* Set problem
It is required that all of the data be written out exactly.

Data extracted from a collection

<<<<

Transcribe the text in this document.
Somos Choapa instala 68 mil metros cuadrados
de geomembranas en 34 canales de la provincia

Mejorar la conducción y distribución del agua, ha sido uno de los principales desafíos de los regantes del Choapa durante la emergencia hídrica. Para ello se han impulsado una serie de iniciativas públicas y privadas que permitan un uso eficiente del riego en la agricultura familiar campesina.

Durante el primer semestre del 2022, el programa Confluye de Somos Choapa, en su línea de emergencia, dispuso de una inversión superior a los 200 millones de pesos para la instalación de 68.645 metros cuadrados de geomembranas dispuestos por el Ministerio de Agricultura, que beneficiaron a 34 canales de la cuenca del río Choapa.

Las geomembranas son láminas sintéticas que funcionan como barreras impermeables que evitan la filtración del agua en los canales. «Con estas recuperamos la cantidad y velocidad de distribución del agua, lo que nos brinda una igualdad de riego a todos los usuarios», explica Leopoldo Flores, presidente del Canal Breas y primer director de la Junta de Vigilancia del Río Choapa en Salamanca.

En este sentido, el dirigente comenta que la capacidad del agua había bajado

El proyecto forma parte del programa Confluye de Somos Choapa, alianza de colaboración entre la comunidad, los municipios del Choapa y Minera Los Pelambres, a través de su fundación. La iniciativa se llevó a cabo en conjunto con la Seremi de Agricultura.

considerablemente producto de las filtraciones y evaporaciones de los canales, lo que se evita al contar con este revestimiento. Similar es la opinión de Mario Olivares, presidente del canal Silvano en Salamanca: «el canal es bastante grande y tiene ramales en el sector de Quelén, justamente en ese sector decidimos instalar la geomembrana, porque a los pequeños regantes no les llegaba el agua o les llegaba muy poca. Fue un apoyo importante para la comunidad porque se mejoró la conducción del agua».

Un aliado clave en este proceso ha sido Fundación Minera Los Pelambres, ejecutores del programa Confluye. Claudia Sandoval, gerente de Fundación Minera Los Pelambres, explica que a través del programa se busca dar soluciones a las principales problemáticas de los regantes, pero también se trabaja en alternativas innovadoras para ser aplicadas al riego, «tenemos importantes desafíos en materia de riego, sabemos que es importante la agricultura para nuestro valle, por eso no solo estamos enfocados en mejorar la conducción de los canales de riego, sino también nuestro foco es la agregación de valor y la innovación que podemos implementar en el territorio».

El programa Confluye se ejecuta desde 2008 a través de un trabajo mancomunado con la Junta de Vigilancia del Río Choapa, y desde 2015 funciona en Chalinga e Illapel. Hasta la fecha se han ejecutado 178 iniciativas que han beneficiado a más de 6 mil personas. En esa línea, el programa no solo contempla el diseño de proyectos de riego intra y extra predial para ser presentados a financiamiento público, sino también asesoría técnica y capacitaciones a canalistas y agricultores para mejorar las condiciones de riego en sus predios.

>>>>

* Worked solution
Transcribe the text in this document.
Somos Choapa instala 68 mil metros cuadrados
de geomembranas en 34 canales de la provincia

Mejorar la conducción y distribución del agua, ha sido uno de los principales desafíos de los regantes del Choapa durante la emergencia hídrica. Para ello se han impulsado una serie de iniciativas públicas y privadas que permitan un uso eficiente del riego en la agricultura familiar campesina.

Durante el primer semestre del 2022, el programa Confluye de Somos Choapa, en su línea de emergencia, dispuso de una inversión superior a los 200 millones de pesos para la instalación de 68.645 metros cuadrados de geomembranas dispuestos por el Ministerio de Agricultura, que beneficiaron a 34 canales de la cuenca del río Choapa.

Las geomembranas son láminas sintéticas que funcionan como barreras impermeables que evitan la filtración del agua en los canales. «Con estas recuperamos la cantidad y velocidad de distribución del agua, lo que nos brinda una igualdad de riego a todos los usuarios», explica Leopoldo Flores, presidente del Canal Breas y primer director de la Junta de Vigilancia del Río Choapa en Salamanca.

En este sentido, el dirigente comenta que la capacidad del agua había bajado

El proyecto forma parte del programa Confluye de Somos Choapa, alianza de colaboración entre la comunidad, los municipios del Choapa y Minera Los Pelambres, a través de su fundación. La iniciativa se llevó a cabo en conjunto con la Seremi de Agricultura.

considerablemente producto de las filtraciones y evaporaciones de los canales, lo que se evita al contar con este revestimiento. Similar es la opinión de Mario Olivares, presidente del canal Silvano en Salamanca: «el canal es bastante grande y tiene ramales en el sector de Quelén, justamente en ese sector decidimos instalar la geomembrana, porque a los pequeños regantes no les llegaba el agua o les llegaba muy poca. Fue un apoyo importante para la comunidad porque se mejoró la conducción del agua».

Un aliado clave en este proceso ha sido Fundación Minera Los Pelambres, ejecutores del programa Confluye. Claudia Sandoval, gerente de Fundación Minera Los Pelambres, explica que a través del programa se busca dar soluciones a las principales problemáticas de los regantes, pero también se trabaja en alternativas innovadoras para ser aplicadas al riego, «tenemos importantes desafíos en materia de riego, sabemos que es importante la agricultura para nuestro valle, por eso no solo estamos enfocados en mejorar la conducción de los canales de riego, sino también nuestro foco es la agregación de valor y la innovación que podemos implementar en el territorio».

El programa Confluye se ejecuta desde 2008 a través de un trabajo mancomunado con la Junta de Vigilancia del Río Choapa, y desde 2015 funciona en Chalinga e Illapel. Hasta la fecha se han ejecutado 178 iniciativas que han beneficiado a más de 6 mil personas. En esa línea, el programa no solo contempla el diseño de proyectos de riego intra y extra predial para ser presentados a financiamiento público, sino también asesoría técnica y capacitaciones a canalistas y agricultores para mejorar las condiciones de riego en sus predios.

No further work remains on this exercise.